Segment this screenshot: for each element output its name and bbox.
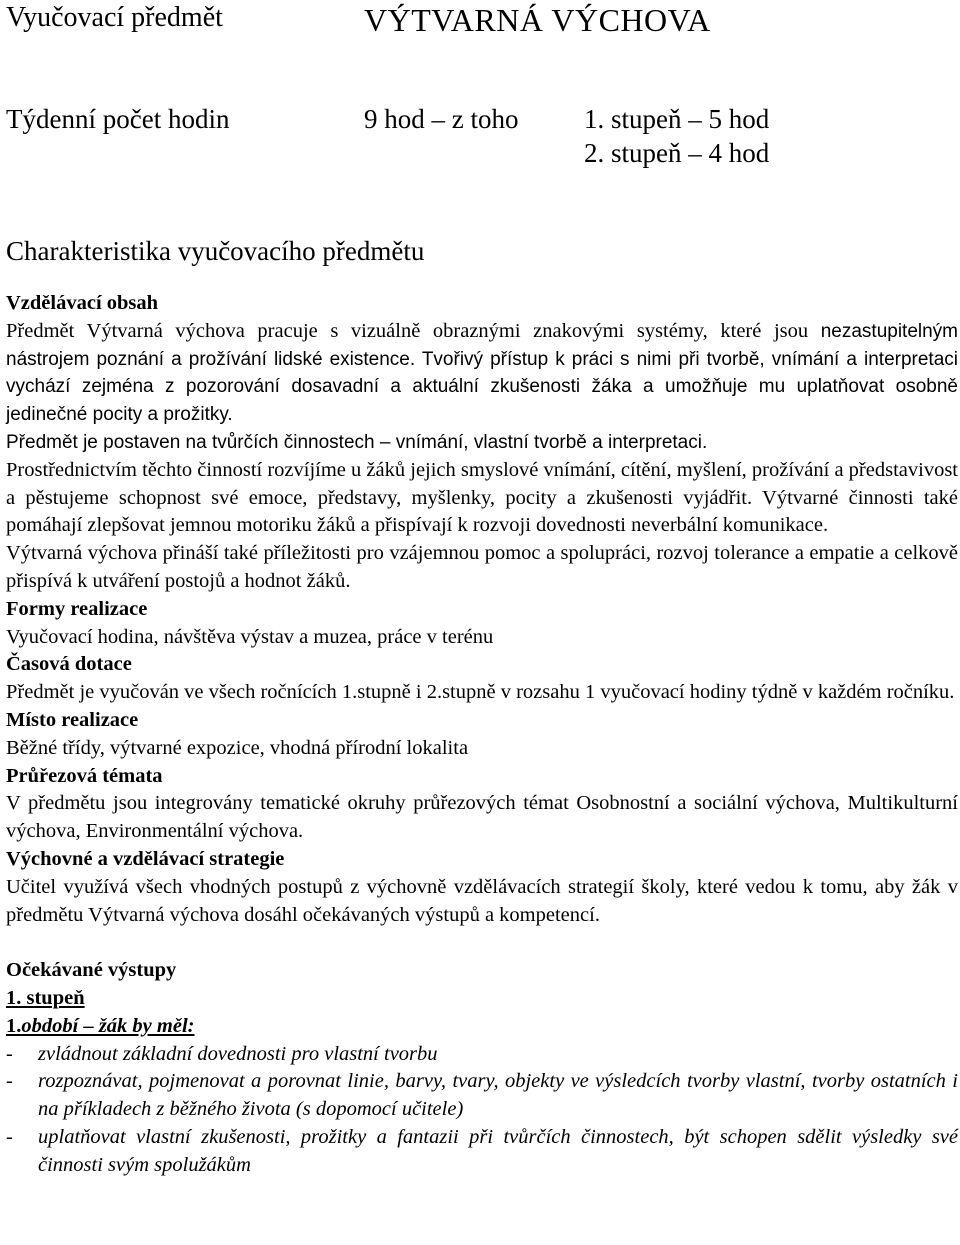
content-paragraph-1: [6, 318, 958, 429]
outcome-text: zvládnout základní dovednosti pro vlastní tvorbu: [38, 1042, 438, 1065]
grade2-hours: 2. stupeň – 4 hod: [584, 138, 770, 168]
themes-title: Průřezová témata: [6, 764, 163, 787]
content-paragraph-2: Předmět je postaven na tvůrčích činnostech – vnímání, vlastní tvorbě a interpretaci.: [6, 431, 708, 453]
section-content-title: Vzdělávací obsah: [6, 292, 159, 314]
place-text: Běžné třídy, výtvarné expozice, vhodná přírodní lokalita: [6, 736, 469, 759]
list-item: [6, 1041, 958, 1069]
list-item: [6, 1068, 958, 1124]
period-label: období – žák by měl:: [21, 1014, 195, 1037]
period-number: 1.: [6, 1014, 22, 1037]
outcomes-title: Očekávané výstupy: [6, 959, 177, 982]
hours-label: Týdenní počet hodin: [6, 104, 230, 134]
outcome-text: rozpoznávat, pojmenovat a porovnat linie, barvy, tvary, objekty ve výsledcích tvorby vlastní, tvorby ostatních i na příkladech z běžného života (s dopomocí učitele): [38, 1070, 958, 1121]
subject-label: Vyučovací předmět: [6, 2, 223, 33]
list-item: [6, 1124, 958, 1180]
strategy-title: Výchovné a vzdělávací strategie: [6, 847, 285, 870]
document-body: [6, 290, 958, 1180]
content-p1-sans: nezastupitelným nástrojem poznání a prožívání lidské existence. Tvořivý přístup k práci s nimi při tvorbě, vnímání a interpretaci vychází zejména z pozorování dosavadní a aktuální zkušenosti žáka a umožňuje mu uplatňovat osobně jedinečné pocity a prožitky.: [6, 320, 959, 426]
content-p1-serif: Předmět Výtvarná výchova pracuje s vizuálně obraznými znakovými systémy, které jsou: [6, 319, 809, 342]
subject-title: VÝTVARNÁ VÝCHOVA: [364, 2, 711, 38]
content-paragraph-4: Výtvarná výchova přináší také příležitosti pro vzájemnou pomoc a spolupráci, rozvoj tolerance a empatie a celkově přispívá k utváření postojů a hodnot žáků.: [6, 542, 958, 592]
strategy-text: Učitel využívá všech vhodných postupů z výchovně vzdělávacích strategií školy, které vedou k tomu, aby žák v předmětu Výtvarná výchova dosáhl očekávaných výstupů a kompetencí.: [6, 875, 958, 926]
time-title: Časová dotace: [6, 653, 132, 676]
list-dash: -: [6, 1125, 13, 1148]
period-title: [6, 1013, 958, 1041]
place-title: Místo realizace: [6, 708, 139, 731]
time-text: Předmět je vyučován ve všech ročnících 1.stupně i 2.stupně v rozsahu 1 vyučovací hodiny týdně v každém ročníku.: [6, 681, 955, 704]
forms-title: Formy realizace: [6, 597, 148, 620]
hours-total: 9 hod – z toho: [364, 104, 519, 134]
content-paragraph-3: Prostřednictvím těchto činností rozvíjíme u žáků jejich smyslové vnímání, cítění, myšlení, prožívání a představivost a pěstujeme schopnost své emoce, představy, myšlenky, pocity a zkušenosti vyjádřit. Výtvarné činnosti také pomáhají zlepšovat jemnou motoriku žáků a přispívají k rozvoji dovednosti neverbální komunikace.: [6, 458, 958, 537]
themes-text: V předmětu jsou integrovány tematické okruhy průřezových témat Osobnostní a sociální výchova, Multikulturní výchova, Environmentální výchova.: [6, 792, 958, 843]
list-dash: -: [6, 1070, 13, 1093]
outcomes-list: [6, 1041, 958, 1180]
spacer: [6, 929, 958, 957]
outcome-text: uplatňovat vlastní zkušenosti, prožitky a fantazii při tvůrčích činnostech, být schopen sdělit výsledky své činnosti svým spolužákům: [38, 1125, 958, 1176]
forms-text: Vyučovací hodina, návštěva výstav a muzea, práce v terénu: [6, 625, 494, 648]
characteristic-title: Charakteristika vyučovacího předmětu: [6, 236, 425, 266]
grade1-hours: 1. stupeň – 5 hod: [584, 104, 770, 134]
list-dash: -: [6, 1042, 13, 1065]
stage-title: 1. stupeň: [6, 986, 85, 1009]
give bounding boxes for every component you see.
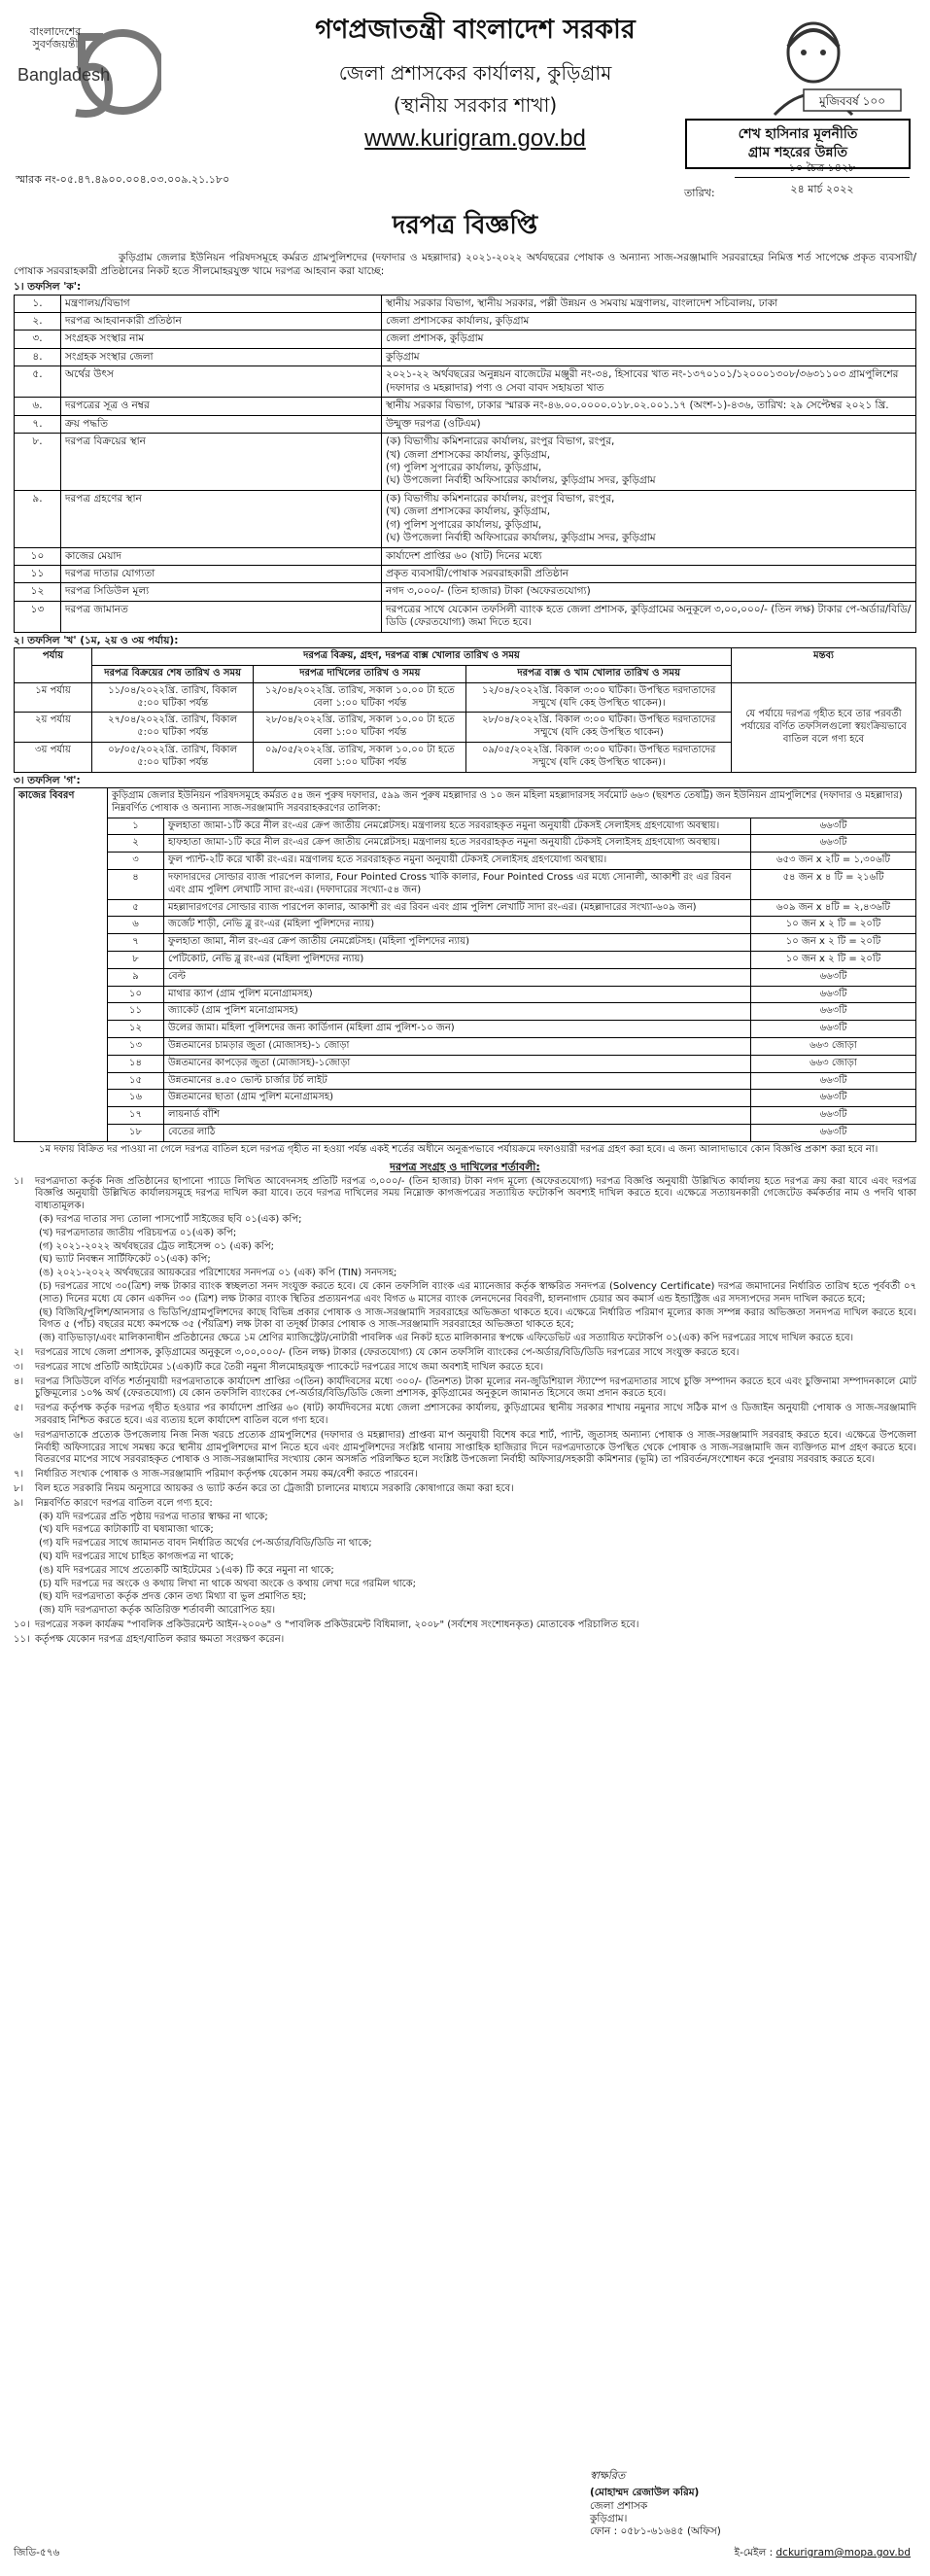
item-number: ৩ (108, 853, 164, 870)
schedule-ka-row (15, 348, 916, 366)
item-row (15, 934, 916, 952)
sub-item: (ছ) যদি দরপত্রদাতা কর্তৃক প্রদত্ত কোন তথ্য মিথ্যা বা ভুল প্রমাণিত হয়; (39, 1591, 307, 1603)
item-quantity: ৬৬৩টি (751, 1072, 916, 1090)
item-description: উন্নতমানের কাপড়ের জুতা (মোজাসহ)-১জোড়া (164, 1055, 751, 1072)
sub-item: (ঘ) ভ্যাট নিবন্ধন সার্টিফিকেট ০১(এক) কপি; (39, 1254, 211, 1266)
item-number: ১২ (108, 1021, 164, 1038)
phase-name: ৩য় পর্যায় (15, 742, 92, 772)
portrait-icon (745, 14, 911, 121)
item-description: ফুলহাতা জামা-১টি করে নীল রং-এর ক্রেপ জাতীয় নেমপ্লেটসহ। মন্ত্রণালয় হতে সরবরাহকৃত নমুনা অনুযায়ী টেকসই সেলাইসহ গ্রহণযোগ্য অবস্থায়। (164, 818, 751, 835)
condition-text: বিল হতে সরকারি নিয়ম অনুসারে আয়কর ও ভ্যাট কর্তন করে তা ট্রেজারী চালানের মাধ্যমে সরকারি কোষাগারে জমা করা হবে। (35, 1482, 514, 1494)
signatory-place: কুড়িগ্রাম। (590, 2512, 628, 2524)
signature-label: স্বাক্ষরিত (590, 2469, 626, 2482)
item-row (15, 1021, 916, 1038)
schedule-ka-row (15, 547, 916, 565)
sub-item: (খ) যদি দরপত্রে কাটাকাটি বা ঘষামাজা থাকে; (39, 1524, 214, 1536)
row-key: মন্ত্রণালয়/বিভাগ (61, 295, 382, 312)
item-number: ২ (108, 835, 164, 853)
condition-text: দরপত্র সিডিউলে বর্ণিত শর্তানুযায়ী দরপত্রদাতাকে কার্যাদেশ প্রাপ্তির ৩(তিন) কার্যদিবসের মধ্যে ৩০০/- (তিনশত) টাকা মূল্যের নন-জুডিশিয়াল স্ট্যাম্পে দরপত্রদাতার সাথে চুক্তি সম্পাদন করতে হবে এবং চুক্তিনামা সম্পাদনকালে মোট চুক্তিমূল্যের ১০% অর্থ (ফেরতযোগ্য) যে কোন তফসিলি ব্যাংকের পে-অর্ডার/বিডি/ডিডি জেলা প্রশাসক, কুড়িগ্রামের অনুকূলে জামানত হিসেবে জমা প্রদান করতে হবে। (35, 1375, 916, 1400)
item-quantity: ৬৬৩টি (751, 1124, 916, 1141)
item-quantity: ৬৬৩টি (751, 835, 916, 853)
condition-text: দরপত্র কর্তৃপক্ষ কর্তৃক দরপত্র গৃহীত হওয়ার পর কার্যাদেশ প্রাপ্তির ৬০ (ষাট) কার্যদিবসের মধ্যে জেলা প্রশাসকের কার্যালয়, কুড়িগ্রামের স্থানীয় সরকার শাখায় নমুনার সাথে সঠিক মাপ ও ডিজাইন অনুযায়ী পোষাক ও সাজ-সরঞ্জামাদি সরবরাহ নিশ্চিত করতে হবে। এর ব্যত্যয় হলে কার্যাদেশ বাতিল বলে গণ্য হবে। (35, 1403, 916, 1426)
condition-number: ৭। (14, 1469, 24, 1480)
item-number: ৫ (108, 899, 164, 917)
signature-block (590, 2469, 843, 2539)
row-number: ৭. (15, 415, 61, 433)
condition-number: ১১। (14, 1633, 30, 1645)
row-key: দরপত্র গ্রহণের স্থান (61, 490, 382, 547)
item-number: ১৩ (108, 1037, 164, 1055)
condition-text: নির্ধারিত সংখ্যক পোষাক ও সাজ-সরঞ্জামাদি পরিমাণ কর্তৃপক্ষ যেকোন সময় কম/বেশী করতে পারবেন। (35, 1469, 418, 1480)
item-row (15, 917, 916, 934)
sub-item: (খ) দরপত্রদাতার জাতীয় পরিচয়পত্র ০১(এক) কপি; (39, 1227, 237, 1238)
sale-deadline: ০৮/০৫/২০২২খ্রি. তারিখ, বিকাল ৫:০০ ঘটিকা পর্যন্ত (92, 742, 254, 772)
intro-paragraph: কুড়িগ্রাম জেলার ইউনিয়ন পরিষদসমূহে কর্মরত গ্রামপুলিশদের (দফাদার ও মহল্লাদার) ২০২১-২০২২ অর্থবছরের পোষাক ও অন্যান্য সাজ-সরঞ্জামাদি সরবরাহের নিমিত্ত শর্ত সাপেক্ষে প্রকৃত ব্যবসায়ী/পোষাক সরবরাহকারী প্রতিষ্ঠানের নিকট হতে সীলমোহরযুক্ত খামে দরপত্র আহবান করা যাচ্ছে: (14, 252, 916, 277)
item-description: ফুল প্যান্ট-২টি করে খাকী রং-এর। মন্ত্রণালয় হতে সরবরাহকৃত নমুনা অনুযায়ী টেকসই সেলাইসহ গ্রহণযোগ্য অবস্থায়। (164, 853, 751, 870)
item-description: জর্জেট শাড়ী, নেভি ব্লু রং-এর (মহিলা পুলিশদের ন্যায়) (164, 917, 751, 934)
schedule-ka-row (15, 398, 916, 415)
mujib-year-logo (745, 14, 911, 121)
schedule-ka-row (15, 313, 916, 331)
submission-time: ০৯/০৫/২০২২খ্রি. তারিখ, সকাল ১০.০০ টা হতে বেলা ১:০০ ঘটিকা পর্যন্ত (254, 742, 466, 772)
sub-item: (ক) যদি দরপত্রের প্রতি পৃষ্ঠায় দরপত্র দাতার স্বাক্ষর না থাকে; (39, 1511, 268, 1522)
row-value: জেলা প্রশাসকের কার্যালয়, কুড়িগ্রাম (382, 313, 916, 331)
row-value: ২০২১-২২ অর্থবছরের অনুন্নয়ন বাজেটের মঞ্জুরী নং-৩৪, হিসাবের খাত নং-১৩৭০১০১/১২০০০১৩০৮/৩৬৩১১০৩ গ্রামপুলিশের (দফাদার ও মহল্লাদার) পণ্য ও সেবা বাবদ সহায়তা খাত (382, 366, 916, 398)
item-row (15, 1003, 916, 1021)
condition-item (14, 1619, 916, 1632)
email-link[interactable]: dckurigram@mopa.gov.bd (775, 2547, 911, 2559)
item-number: ১৪ (108, 1055, 164, 1072)
condition-text: কর্তৃপক্ষ যেকোন দরপত্র গ্রহণ/বাতিল করার ক্ষমতা সংরক্ষণ করেন। (35, 1633, 285, 1645)
gd-code: জিডি-৫৭৬ (14, 2547, 60, 2559)
row-value: দরপত্রের সাথে যেকোন তফসিলী ব্যাংক হতে জেলা প্রশাসক, কুড়িগ্রামের অনুকূলে ৩,০০,০০০/- (তিন লক্ষ) টাকার পে-অর্ডার/বিডি/ডিডি (ফেরতযোগ্য) জমা দিতে হবে। (382, 601, 916, 632)
item-description: বেতের লাঠি (164, 1124, 751, 1141)
schedule-ka-row (15, 566, 916, 583)
item-description: উন্নতমানের চামড়ার জুতা (মোজাসহ)-১ জোড়া (164, 1037, 751, 1055)
item-description: হাফহাতা জামা-১টি করে নীল রং-এর ক্রেপ জাতীয় নেমপ্লেটসহ। মন্ত্রণালয় হতে সরবরাহকৃত নমুনা অনুযায়ী টেকসই সেলাইসহ গ্রহণযোগ্য অবস্থায়। (164, 835, 751, 853)
row-value: উন্মুক্ত দরপত্র (ওটিএম) (382, 415, 916, 433)
branch-name: (স্থানীয় সরকার শাখা) (393, 93, 558, 118)
conditions-list-3 (14, 1619, 916, 1647)
item-quantity: ৬৬৩টি (751, 968, 916, 986)
item-quantity: ৬০৯ জন x ৪টি = ২,৪৩৬টি (751, 899, 916, 917)
item-quantity: ৬৫৩ জন x ২টি = ১,৩০৬টি (751, 853, 916, 870)
item-description: পেটিকোট, নেভি ব্লু রং-এর (মহিলা পুলিশদের ন্যায়) (164, 951, 751, 968)
section3-heading: ৩। তফসিল 'গ': (14, 774, 81, 786)
notice-title: দরপত্র বিজ্ঞপ্তি (392, 211, 538, 240)
schedule-ka-row (15, 295, 916, 312)
work-description: কুড়িগ্রাম জেলার ইউনিয়ন পরিষদসমূহে কর্মরত ৫৪ জন পুরুষ দফাদার, ৫৯৯ জন পুরুষ মহল্লাদার ও ১০ জন মহিলা মহল্লাদারসহ সর্বমোট ৬৬৩ (ছয়শত তেষট্টি) জন ইউনিয়ন গ্রামপুলিশের (দফাদার ও মহল্লাদার) নিম্নবর্ণিত পোষাক ও অন্যান্য সাজ-সরঞ্জামাদি সরবরাহকরণের তালিকা: (108, 788, 916, 818)
item-row (15, 1090, 916, 1107)
date-bangla: ১০ চৈত্র ১৪২৮ (735, 161, 910, 178)
condition-item (14, 1483, 916, 1496)
conditions-title: দরপত্র সংগ্রহ ও দাখিলের শর্তাবলী: (390, 1160, 540, 1173)
website-link[interactable]: www.kurigram.gov.bd (364, 124, 586, 152)
item-description: মাথার ক্যাপ (গ্রাম পুলিশ মনোগ্রামসহ) (164, 986, 751, 1003)
slogan-line-2: গ্রাম শহরের উন্নতি (747, 144, 848, 160)
phase-note: ১ম দফায় বিক্রিত দর পাওয়া না গেলে দরপত্র বাতিল হলে দরপত্র গৃহীত না হওয়া পর্যন্ত একই শর্তের অধীনে অনুরূপভাবে পর্যায়ক্রমে দফাওয়ারী দরপত্র গ্রহণ করা হবে। এ জন্য আলাদাভাবে কোন বিজ্ঞপ্তি প্রকাশ করা হবে না। (39, 1143, 878, 1155)
item-number: ১৮ (108, 1124, 164, 1141)
header (14, 10, 916, 199)
schedule-ka-row (15, 366, 916, 398)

--------------------------------------------------

Aim of the exercise — Pull out every line in the records that contains the string "schedule".

Result of this exercise —
schedule-ka-row (15, 348, 916, 366)
schedule-ka-row (15, 547, 916, 565)
schedule-ka-row (15, 398, 916, 415)
schedule-ka-row (15, 313, 916, 331)
schedule-ka-row (15, 566, 916, 583)
schedule-ka-row (15, 295, 916, 312)
schedule-ka-row (15, 366, 916, 398)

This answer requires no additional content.